> DATA FOR THE TASK:
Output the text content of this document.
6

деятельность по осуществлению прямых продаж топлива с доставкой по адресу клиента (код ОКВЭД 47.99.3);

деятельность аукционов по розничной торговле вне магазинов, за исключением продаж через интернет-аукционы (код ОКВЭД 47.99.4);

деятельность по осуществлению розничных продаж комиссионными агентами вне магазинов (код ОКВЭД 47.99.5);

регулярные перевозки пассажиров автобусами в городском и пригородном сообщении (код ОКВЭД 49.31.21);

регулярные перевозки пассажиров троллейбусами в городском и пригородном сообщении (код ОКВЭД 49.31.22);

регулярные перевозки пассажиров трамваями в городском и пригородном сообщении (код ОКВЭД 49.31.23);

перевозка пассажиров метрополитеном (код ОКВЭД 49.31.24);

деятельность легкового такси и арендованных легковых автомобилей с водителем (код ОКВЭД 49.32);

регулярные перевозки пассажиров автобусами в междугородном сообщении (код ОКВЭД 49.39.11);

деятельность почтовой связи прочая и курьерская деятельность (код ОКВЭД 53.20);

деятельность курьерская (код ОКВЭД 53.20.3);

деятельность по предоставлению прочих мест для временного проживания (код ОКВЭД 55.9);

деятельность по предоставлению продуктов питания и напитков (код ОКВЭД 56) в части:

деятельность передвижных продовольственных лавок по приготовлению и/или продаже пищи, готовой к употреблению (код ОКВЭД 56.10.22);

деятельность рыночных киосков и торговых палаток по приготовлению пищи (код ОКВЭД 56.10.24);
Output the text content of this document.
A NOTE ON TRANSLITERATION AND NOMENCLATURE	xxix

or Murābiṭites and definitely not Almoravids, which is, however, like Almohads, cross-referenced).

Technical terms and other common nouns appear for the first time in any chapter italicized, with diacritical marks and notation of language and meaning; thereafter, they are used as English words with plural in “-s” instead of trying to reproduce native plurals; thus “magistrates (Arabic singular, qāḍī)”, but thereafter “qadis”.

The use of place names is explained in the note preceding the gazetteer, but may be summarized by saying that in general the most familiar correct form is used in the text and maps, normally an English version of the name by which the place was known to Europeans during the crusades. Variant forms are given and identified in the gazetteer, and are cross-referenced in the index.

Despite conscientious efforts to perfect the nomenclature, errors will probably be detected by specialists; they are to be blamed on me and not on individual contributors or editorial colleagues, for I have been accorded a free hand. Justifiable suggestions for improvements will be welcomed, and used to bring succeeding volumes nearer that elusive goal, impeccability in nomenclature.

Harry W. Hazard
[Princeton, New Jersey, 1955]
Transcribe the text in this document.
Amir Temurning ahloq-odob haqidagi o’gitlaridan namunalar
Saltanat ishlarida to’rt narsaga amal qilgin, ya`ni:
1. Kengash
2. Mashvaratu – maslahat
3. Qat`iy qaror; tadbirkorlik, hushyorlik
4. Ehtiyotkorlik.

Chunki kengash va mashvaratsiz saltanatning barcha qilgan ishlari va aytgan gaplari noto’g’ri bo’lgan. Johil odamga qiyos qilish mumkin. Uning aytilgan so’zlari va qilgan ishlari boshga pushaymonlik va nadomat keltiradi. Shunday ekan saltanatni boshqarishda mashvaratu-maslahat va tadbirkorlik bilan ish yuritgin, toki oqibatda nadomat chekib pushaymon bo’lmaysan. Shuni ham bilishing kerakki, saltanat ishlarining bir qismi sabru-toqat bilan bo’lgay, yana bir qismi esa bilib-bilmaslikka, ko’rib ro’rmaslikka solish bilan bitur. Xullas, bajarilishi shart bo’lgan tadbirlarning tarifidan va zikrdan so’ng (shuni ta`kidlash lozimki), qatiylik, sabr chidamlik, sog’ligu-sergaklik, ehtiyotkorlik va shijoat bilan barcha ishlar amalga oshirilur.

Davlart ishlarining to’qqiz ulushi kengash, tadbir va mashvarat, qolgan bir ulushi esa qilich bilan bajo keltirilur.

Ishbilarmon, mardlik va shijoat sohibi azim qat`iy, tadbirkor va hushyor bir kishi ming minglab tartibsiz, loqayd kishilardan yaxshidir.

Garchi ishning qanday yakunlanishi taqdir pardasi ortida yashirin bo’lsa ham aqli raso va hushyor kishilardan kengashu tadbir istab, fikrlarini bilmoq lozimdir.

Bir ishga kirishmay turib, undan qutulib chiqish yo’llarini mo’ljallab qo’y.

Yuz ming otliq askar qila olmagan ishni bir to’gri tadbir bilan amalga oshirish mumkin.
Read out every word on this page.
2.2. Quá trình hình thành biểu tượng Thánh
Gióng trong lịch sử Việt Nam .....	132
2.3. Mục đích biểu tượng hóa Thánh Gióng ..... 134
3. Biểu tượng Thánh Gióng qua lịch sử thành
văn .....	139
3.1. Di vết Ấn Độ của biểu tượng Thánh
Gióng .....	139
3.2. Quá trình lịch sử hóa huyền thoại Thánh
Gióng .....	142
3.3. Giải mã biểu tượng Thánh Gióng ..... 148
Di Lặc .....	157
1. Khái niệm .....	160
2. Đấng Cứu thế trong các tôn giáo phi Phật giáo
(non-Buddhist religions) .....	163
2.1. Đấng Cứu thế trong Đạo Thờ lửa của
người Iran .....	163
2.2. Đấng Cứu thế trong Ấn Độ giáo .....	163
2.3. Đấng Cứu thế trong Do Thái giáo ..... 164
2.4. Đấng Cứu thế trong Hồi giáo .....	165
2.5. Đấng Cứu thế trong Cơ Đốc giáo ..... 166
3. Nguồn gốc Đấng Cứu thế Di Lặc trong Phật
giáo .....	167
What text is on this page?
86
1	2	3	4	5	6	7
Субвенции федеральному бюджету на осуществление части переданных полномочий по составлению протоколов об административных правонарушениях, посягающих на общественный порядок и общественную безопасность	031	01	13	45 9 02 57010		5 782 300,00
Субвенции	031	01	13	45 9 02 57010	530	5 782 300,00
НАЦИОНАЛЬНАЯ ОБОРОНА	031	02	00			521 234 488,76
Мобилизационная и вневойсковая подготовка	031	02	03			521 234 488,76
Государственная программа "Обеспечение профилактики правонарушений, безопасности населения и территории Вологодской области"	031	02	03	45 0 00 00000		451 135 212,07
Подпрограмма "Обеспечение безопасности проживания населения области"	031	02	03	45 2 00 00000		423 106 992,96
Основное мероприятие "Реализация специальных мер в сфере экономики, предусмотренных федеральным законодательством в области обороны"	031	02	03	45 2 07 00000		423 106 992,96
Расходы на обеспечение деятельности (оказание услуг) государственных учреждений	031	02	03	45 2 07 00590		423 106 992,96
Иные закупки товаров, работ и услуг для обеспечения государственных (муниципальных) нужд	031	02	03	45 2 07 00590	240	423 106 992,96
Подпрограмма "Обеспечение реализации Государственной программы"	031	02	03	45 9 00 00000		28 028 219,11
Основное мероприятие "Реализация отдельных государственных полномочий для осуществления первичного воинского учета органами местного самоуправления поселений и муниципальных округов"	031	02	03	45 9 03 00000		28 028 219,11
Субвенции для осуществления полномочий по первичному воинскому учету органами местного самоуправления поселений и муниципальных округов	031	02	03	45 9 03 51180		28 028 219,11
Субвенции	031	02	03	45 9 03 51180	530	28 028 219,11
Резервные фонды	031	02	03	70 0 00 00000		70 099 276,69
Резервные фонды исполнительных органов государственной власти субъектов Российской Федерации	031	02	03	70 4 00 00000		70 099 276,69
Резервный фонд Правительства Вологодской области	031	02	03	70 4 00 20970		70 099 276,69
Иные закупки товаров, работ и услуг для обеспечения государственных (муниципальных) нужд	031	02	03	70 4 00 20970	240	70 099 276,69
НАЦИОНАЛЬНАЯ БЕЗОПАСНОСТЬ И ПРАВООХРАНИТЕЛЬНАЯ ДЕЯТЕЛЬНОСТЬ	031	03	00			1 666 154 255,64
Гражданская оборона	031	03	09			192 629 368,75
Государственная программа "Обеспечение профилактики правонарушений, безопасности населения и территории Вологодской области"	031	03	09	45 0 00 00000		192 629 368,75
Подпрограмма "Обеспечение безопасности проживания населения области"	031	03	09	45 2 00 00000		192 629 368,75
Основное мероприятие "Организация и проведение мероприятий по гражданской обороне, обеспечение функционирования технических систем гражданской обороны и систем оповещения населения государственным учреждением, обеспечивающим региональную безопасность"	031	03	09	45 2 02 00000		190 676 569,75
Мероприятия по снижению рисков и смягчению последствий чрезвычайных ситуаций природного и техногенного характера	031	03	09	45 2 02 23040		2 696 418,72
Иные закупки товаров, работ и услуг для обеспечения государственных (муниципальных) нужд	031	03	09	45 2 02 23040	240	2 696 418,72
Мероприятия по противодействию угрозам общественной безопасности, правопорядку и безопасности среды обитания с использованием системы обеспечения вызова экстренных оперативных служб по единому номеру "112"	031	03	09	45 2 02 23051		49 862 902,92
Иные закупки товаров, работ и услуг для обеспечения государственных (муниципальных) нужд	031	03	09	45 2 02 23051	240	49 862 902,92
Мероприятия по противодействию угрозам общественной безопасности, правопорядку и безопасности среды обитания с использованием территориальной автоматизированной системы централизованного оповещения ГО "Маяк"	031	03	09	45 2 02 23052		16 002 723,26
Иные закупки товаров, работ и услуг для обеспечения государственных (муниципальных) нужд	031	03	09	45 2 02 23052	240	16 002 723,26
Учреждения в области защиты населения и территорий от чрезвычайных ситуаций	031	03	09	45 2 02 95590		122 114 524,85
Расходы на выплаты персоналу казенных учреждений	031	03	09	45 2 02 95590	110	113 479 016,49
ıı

> PROBLEM STATEMENT: Tally the lines that hold the string "lịch" and state the total, nothing more.

> EXPECTED ANSWER: 3